» SET PROBLEM:
From the items below, select and copy every line that contains the string "입력하십시오". Treat the match as case-sensitive.

» AVAILABLE RECORDS:
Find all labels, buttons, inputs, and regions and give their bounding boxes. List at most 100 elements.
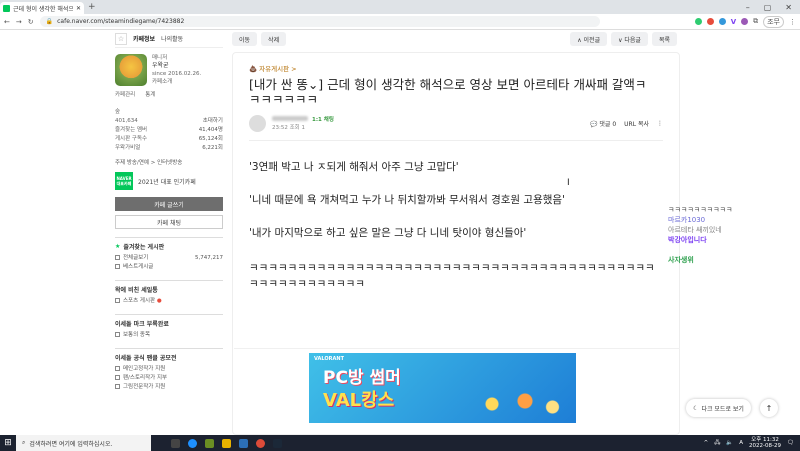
url-copy-button[interactable]: URL 복사 (624, 119, 649, 128)
stat-label: 즐겨찾는 멤버 (115, 127, 148, 133)
menu-item-label: 팬/스토리작가 지부 (123, 375, 168, 381)
menu-item-label: 스포츠 게시판 (123, 298, 156, 304)
cafe-manager-name[interactable]: 우왁굳 (152, 62, 201, 70)
delete-button[interactable]: 삭제 (261, 32, 287, 46)
cafe-admin-link[interactable]: 카페관리 (115, 90, 135, 98)
comment-icon: 💬 (589, 121, 598, 128)
more-options-icon[interactable]: ⋮ (657, 120, 663, 127)
extension-icon[interactable] (718, 18, 726, 25)
windows-taskbar: ⊞ ⌕ 검색하려면 여기에 입력하십시오. ^ 🖧 🔈 A 오후 11:32 2… (0, 435, 800, 451)
move-button[interactable]: 이동 (232, 32, 258, 46)
tab-close-icon[interactable]: ✕ (76, 5, 81, 12)
comment-count[interactable]: 💬 댓글 0 (590, 119, 616, 128)
close-window-button[interactable]: ✕ (785, 3, 792, 12)
steam-icon[interactable] (273, 438, 282, 448)
post-paragraph: '3연패 박고 나 ㅈ되게 해줘서 아주 그냥 고맙다' (249, 161, 459, 173)
chat-line: 마르카1030 (668, 216, 706, 224)
board-icon (115, 298, 120, 303)
author-nickname-blurred[interactable] (272, 115, 308, 121)
section-title: 이세돌 공식 팬클 공모전 (115, 355, 177, 362)
cafe-chat-button[interactable]: 카페 채팅 (115, 215, 223, 229)
puzzle-icon[interactable]: ⧉ (753, 17, 758, 26)
board-icon (115, 384, 120, 389)
board-link[interactable]: 💩 자유게시판 > (249, 63, 663, 73)
url-field[interactable]: 🔒 cafe.naver.com/steamindiegame/7423882 (39, 16, 600, 27)
menu-item[interactable]: 그림전문작가 지원 (115, 383, 223, 392)
menu-item[interactable]: 베스트게시글 (115, 263, 223, 272)
level-row: 숲 (115, 108, 223, 117)
write-post-button[interactable]: 카페 글쓰기 (115, 197, 223, 211)
cafe-theme[interactable]: 주제 방송/연예 > 인터넷방송 (115, 158, 223, 166)
extension-v-icon[interactable]: V (731, 18, 736, 26)
menu-item-count: 5,747,217 (195, 255, 223, 261)
next-post-button[interactable]: ∨ 다음글 (611, 32, 648, 46)
comment-count-label: 댓글 0 (599, 121, 617, 128)
article-area: 이동 삭제 ∧ 이전글 ∨ 다음글 목록 💩 자유게시판 > [내가 싼 똥⌄]… (229, 30, 680, 435)
board-name: 자유게시판 > (259, 65, 297, 73)
stat-label: 우왁가비얼 (115, 145, 141, 151)
divider (249, 140, 663, 141)
extension-icon[interactable] (706, 18, 714, 25)
dark-mode-button[interactable]: ☾ 다크 모드로 보기 (686, 399, 751, 417)
list-button[interactable]: 목록 (651, 32, 677, 46)
browser-tab-active[interactable]: 근데 형이 생각한 해석으로 영상 보면... ✕ (0, 2, 84, 14)
volume-icon[interactable]: 🔈 (726, 440, 733, 446)
minimize-button[interactable]: – (746, 3, 750, 12)
profile-button[interactable]: 조무 (763, 15, 784, 28)
author-row: 1:1 채팅 23:52 조회 1 💬 댓글 0 URL 복사 ⋮ (249, 115, 663, 132)
notification-icon[interactable]: 🗨 (787, 440, 794, 446)
file-explorer-icon[interactable] (222, 438, 231, 448)
post-actions: 💬 댓글 0 URL 복사 ⋮ (590, 119, 663, 128)
stat-value: 6,221회 (202, 145, 223, 151)
valorant-ad-banner[interactable]: VALORANT PC방 썸머 VAL캉스 (309, 353, 576, 423)
avatar[interactable] (249, 115, 266, 132)
scroll-top-button[interactable]: ↑ (760, 399, 778, 417)
extension-icon[interactable] (741, 18, 749, 25)
new-tab-button[interactable]: + (88, 2, 96, 12)
tab-my-activity[interactable]: 나의활동 (161, 34, 183, 43)
prev-post-button[interactable]: ∧ 이전글 (570, 32, 608, 46)
lock-icon: 🔒 (45, 18, 54, 25)
stats-link[interactable]: 통계 (145, 90, 155, 98)
edge-icon[interactable] (188, 438, 197, 448)
invite-link[interactable]: 초대하기 (203, 117, 223, 126)
extension-icon[interactable] (694, 18, 702, 25)
menu-kebab-icon[interactable]: ⋮ (789, 18, 796, 26)
tab-cafe-info[interactable]: 카페정보 (133, 34, 155, 43)
tab-title: 근데 형이 생각한 해석으로 영상 보면... (13, 5, 73, 13)
menu-item[interactable]: 보통의 종목 (115, 331, 223, 340)
star-icon[interactable]: ☆ (115, 32, 127, 45)
cafe-intro-link[interactable]: 카페소개 (152, 78, 201, 86)
chat-line: 사자생위 (668, 256, 694, 264)
stat-row: 게시판 구독수 65,124회 (115, 135, 223, 144)
post-laugh-text: ㅋㅋㅋㅋㅋㅋㅋㅋㅋㅋㅋㅋㅋㅋㅋㅋㅋㅋㅋㅋㅋㅋㅋㅋㅋㅋㅋㅋㅋㅋㅋㅋㅋㅋㅋㅋㅋㅋㅋㅋ… (249, 262, 655, 290)
members-count[interactable]: 401,634 (115, 117, 138, 126)
windows-start-icon[interactable]: ⊞ (0, 438, 16, 448)
menu-item-label: 전체글보기 (123, 255, 149, 261)
ime-indicator[interactable]: A (739, 440, 743, 446)
menu-item[interactable]: 스포츠 게시판 ● (115, 297, 223, 306)
article-toolbar: 이동 삭제 ∧ 이전글 ∨ 다음글 목록 (229, 30, 680, 48)
stat-row: 우왁가비얼 6,221회 (115, 144, 223, 153)
task-view-icon[interactable] (171, 438, 180, 448)
chat-overlay: ㅋㅋㅋㅋㅋㅋㅋㅋㅋㅋ 마르카1030 아르테타 쌔끼있네 박강아입니다 사자생위 (668, 205, 800, 265)
menu-item[interactable]: 팬/스토리작가 지부 (115, 374, 223, 383)
taskbar-clock[interactable]: 오후 11:32 2022-08-29 (749, 437, 781, 449)
menu-item[interactable]: 전체글보기 5,747,217 (115, 254, 223, 263)
cafe-profile-info: 매니저 우왁굳 since 2016.02.26. 카페소개 (152, 54, 201, 86)
minecraft-icon[interactable] (205, 438, 214, 448)
menu-section: 이세돌 공식 팬클 공모전 메인고정작가 지원 팬/스토리작가 지부 그림전문작… (115, 348, 223, 392)
maximize-button[interactable]: ▢ (764, 3, 772, 12)
one-on-one-chat-link[interactable]: 1:1 채팅 (312, 116, 334, 124)
taskbar-search[interactable]: ⌕ 검색하려면 여기에 입력하십시오. (16, 435, 151, 451)
tray-arrow-icon[interactable]: ^ (704, 440, 709, 446)
menu-item[interactable]: 메인고정작가 지원 (115, 365, 223, 374)
chrome-icon[interactable] (256, 438, 265, 448)
reload-icon[interactable]: ↻ (28, 18, 34, 26)
post-body: '3연패 박고 나 ㅈ되게 해줘서 아주 그냥 고맙다' '니네 때문에 욕 개… (249, 161, 663, 292)
vscode-icon[interactable] (239, 438, 248, 448)
network-icon[interactable]: 🖧 (714, 439, 720, 448)
nav-buttons: ∧ 이전글 ∨ 다음글 목록 (570, 32, 677, 46)
forward-icon[interactable]: → (16, 18, 22, 26)
back-icon[interactable]: ← (4, 18, 10, 26)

» OUTPUT BELOW:
windows-taskbar: ⊞ ⌕ 검색하려면 여기에 입력하십시오. ^ 🖧 🔈 A 오후 11:32 2… (0, 435, 800, 451)
taskbar-search[interactable]: ⌕ 검색하려면 여기에 입력하십시오. (16, 435, 151, 451)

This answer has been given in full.